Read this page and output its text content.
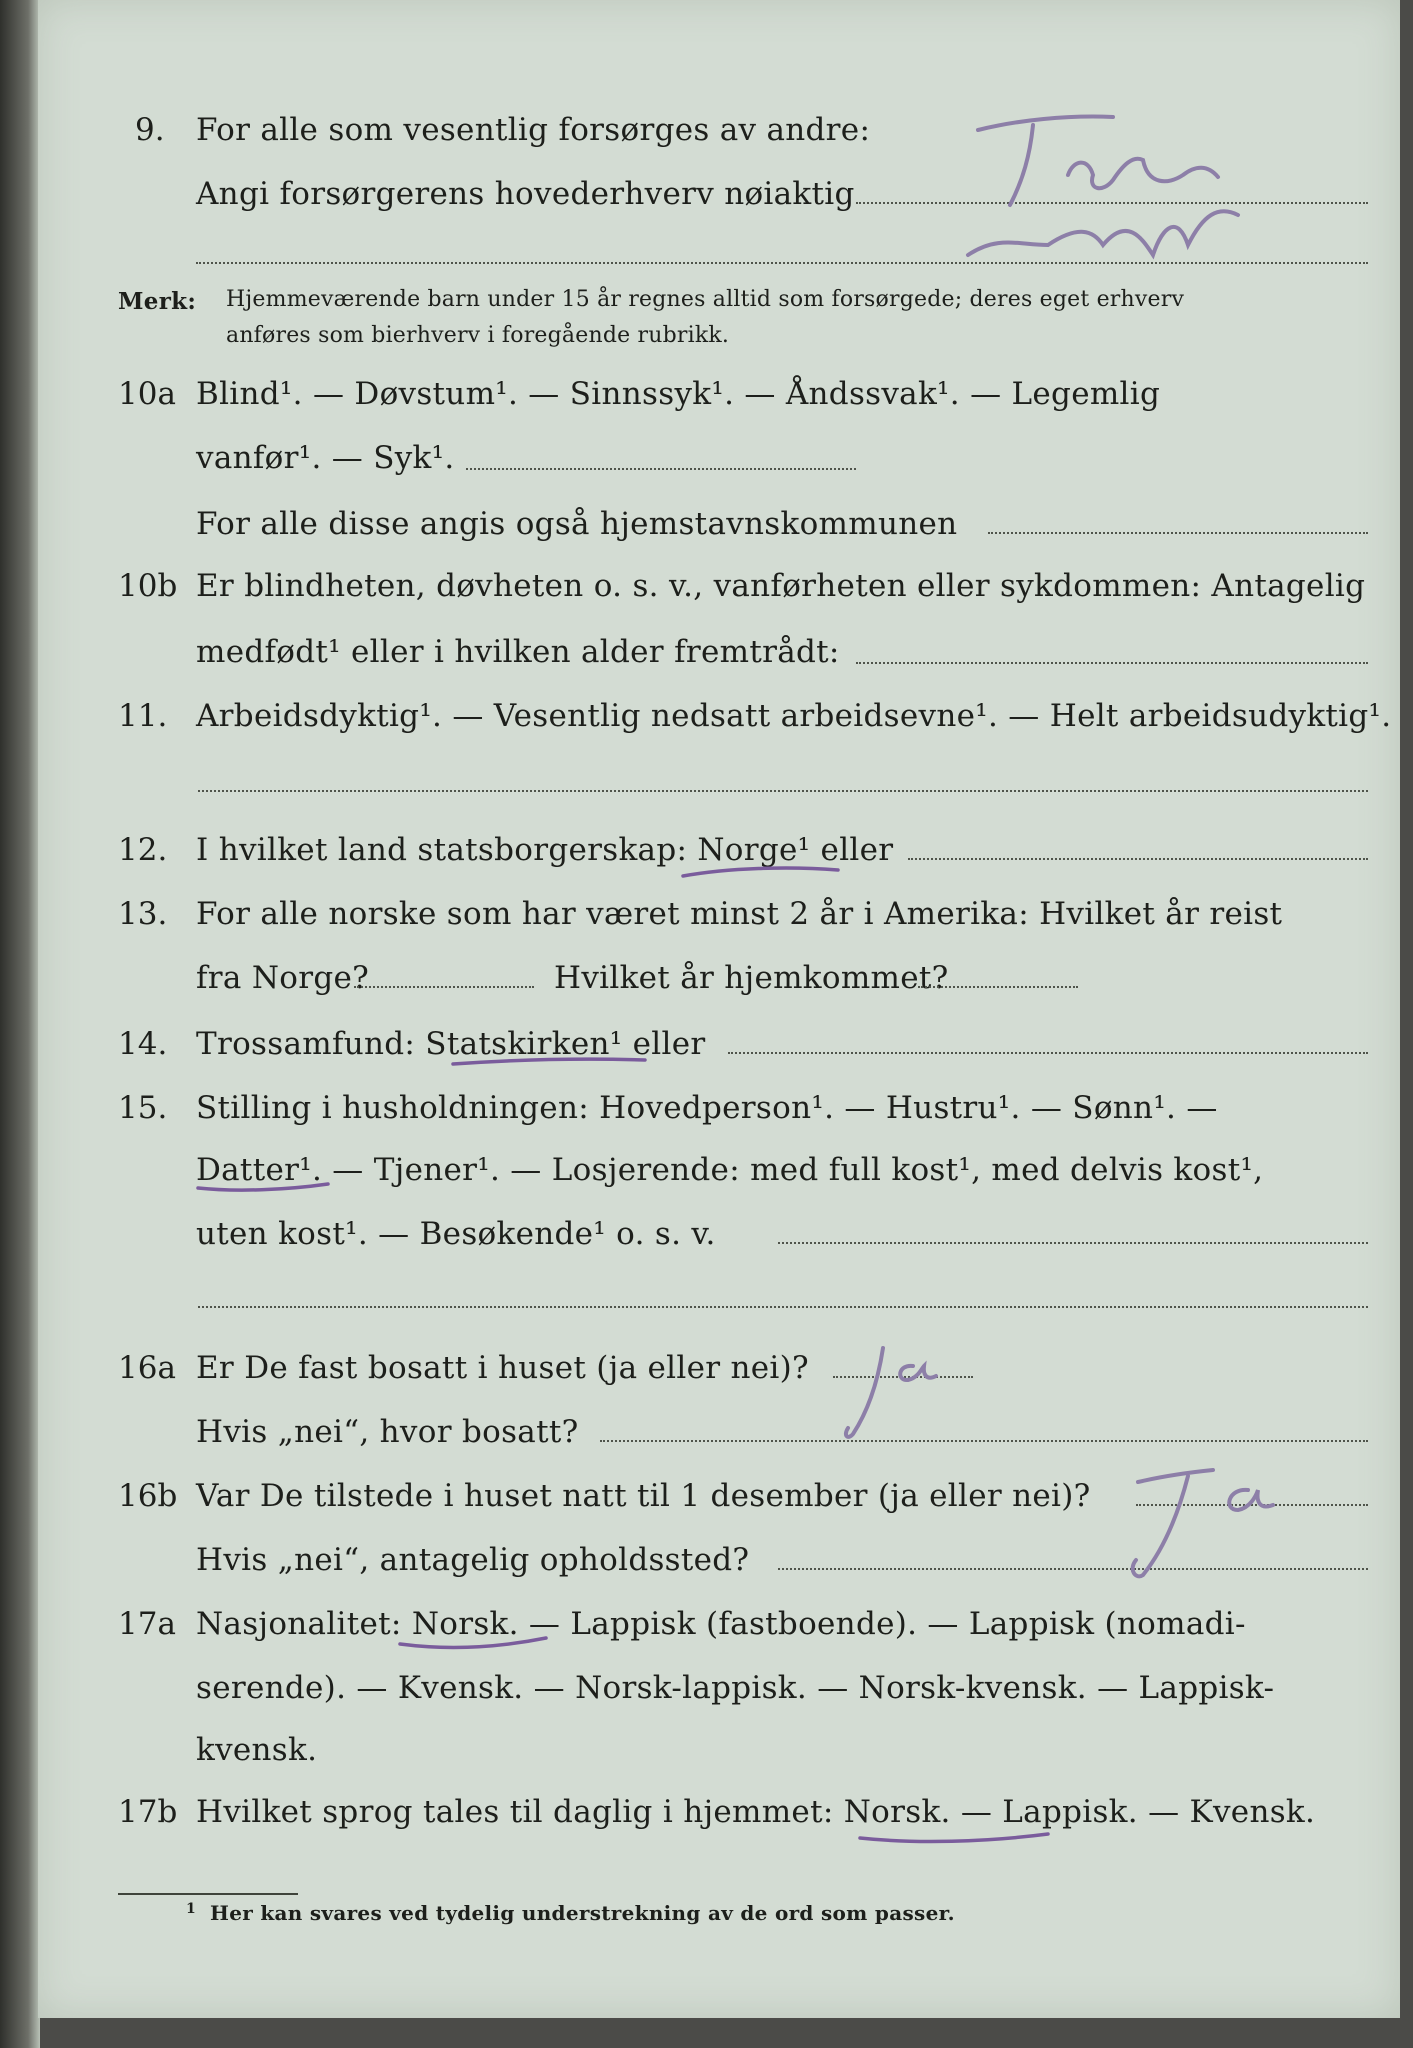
9. For alle som vesentlig forsørges av andre:
Angi forsørgerens hovederhverv nøiaktig	Fisker
selv
Merk: Hjemmeværende barn under 15 år regnes alltid som forsørgede; deres eget erhverv
anføres som bierhverv i foregående rubrikk.
10a Blind¹. — Døvstum¹. — Sinnssyk¹. — Åndssvak¹. — Legemlig
vanfør¹. — Syk¹.
For alle disse angis også hjemstavnskommunen
10b Er blindheten, døvheten o. s. v., vanførheten eller sykdommen: Antagelig
medfødt¹ eller i hvilken alder fremtrådt:
11. Arbeidsdyktig¹. — Vesentlig nedsatt arbeidsevne¹. — Helt arbeidsudyktig¹.
12. I hvilket land statsborgerskap: Norge¹ eller
13. For alle norske som har været minst 2 år i Amerika: Hvilket år reist
fra Norge?	Hvilket år hjemkommet?
14. Trossamfund: Statskirken¹ eller
15. Stilling i husholdningen: Hovedperson¹. — Hustru¹. — Sønn¹. —
Datter¹. — Tjener¹. — Losjerende: med full kost¹, med delvis kost¹,
uten kost¹. — Besøkende¹ o. s. v.
16a Er De fast bosatt i huset (ja eller nei)?
Hvis „nei“, hvor bosatt?
ja
16b Var De tilstede i huset natt til 1 desember (ja eller nei)?
Hvis „nei“, antagelig opholdssted?
ja
17a Nasjonalitet: Norsk. — Lappisk (fastboende). — Lappisk (nomadi-
serende). — Kvensk. — Norsk-lappisk. — Norsk-kvensk. — Lappisk-
kvensk.
17b Hvilket sprog tales til daglig i hjemmet: Norsk. — Lappisk. — Kvensk.
1 Her kan svares ved tydelig understrekning av de ord som passer.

☆ ☆ ☆ ☆

Work to do: The records above must be printed exactly; the pictures stay out.

Final result:
Read this page and output its text content.
9. For alle som vesentlig forsørges av andre:
Angi forsørgerens hovederhverv nøiaktig	Fisker
selv
Merk: Hjemmeværende barn under 15 år regnes alltid som forsørgede; deres eget erhverv
anføres som bierhverv i foregående rubrikk.
10a Blind¹. — Døvstum¹. — Sinnssyk¹. — Åndssvak¹. — Legemlig
vanfør¹. — Syk¹.
For alle disse angis også hjemstavnskommunen
10b Er blindheten, døvheten o. s. v., vanførheten eller sykdommen: Antagelig
medfødt¹ eller i hvilken alder fremtrådt:
11. Arbeidsdyktig¹. — Vesentlig nedsatt arbeidsevne¹. — Helt arbeidsudyktig¹.
12. I hvilket land statsborgerskap: Norge¹ eller
13. For alle norske som har været minst 2 år i Amerika: Hvilket år reist
fra Norge?	Hvilket år hjemkommet?
14. Trossamfund: Statskirken¹ eller
15. Stilling i husholdningen: Hovedperson¹. — Hustru¹. — Sønn¹. —
Datter¹. — Tjener¹. — Losjerende: med full kost¹, med delvis kost¹,
uten kost¹. — Besøkende¹ o. s. v.
16a Er De fast bosatt i huset (ja eller nei)?
Hvis „nei“, hvor bosatt?
ja
16b Var De tilstede i huset natt til 1 desember (ja eller nei)?
Hvis „nei“, antagelig opholdssted?
ja
17a Nasjonalitet: Norsk. — Lappisk (fastboende). — Lappisk (nomadi-
serende). — Kvensk. — Norsk-lappisk. — Norsk-kvensk. — Lappisk-
kvensk.
17b Hvilket sprog tales til daglig i hjemmet: Norsk. — Lappisk. — Kvensk.
1 Her kan svares ved tydelig understrekning av de ord som passer.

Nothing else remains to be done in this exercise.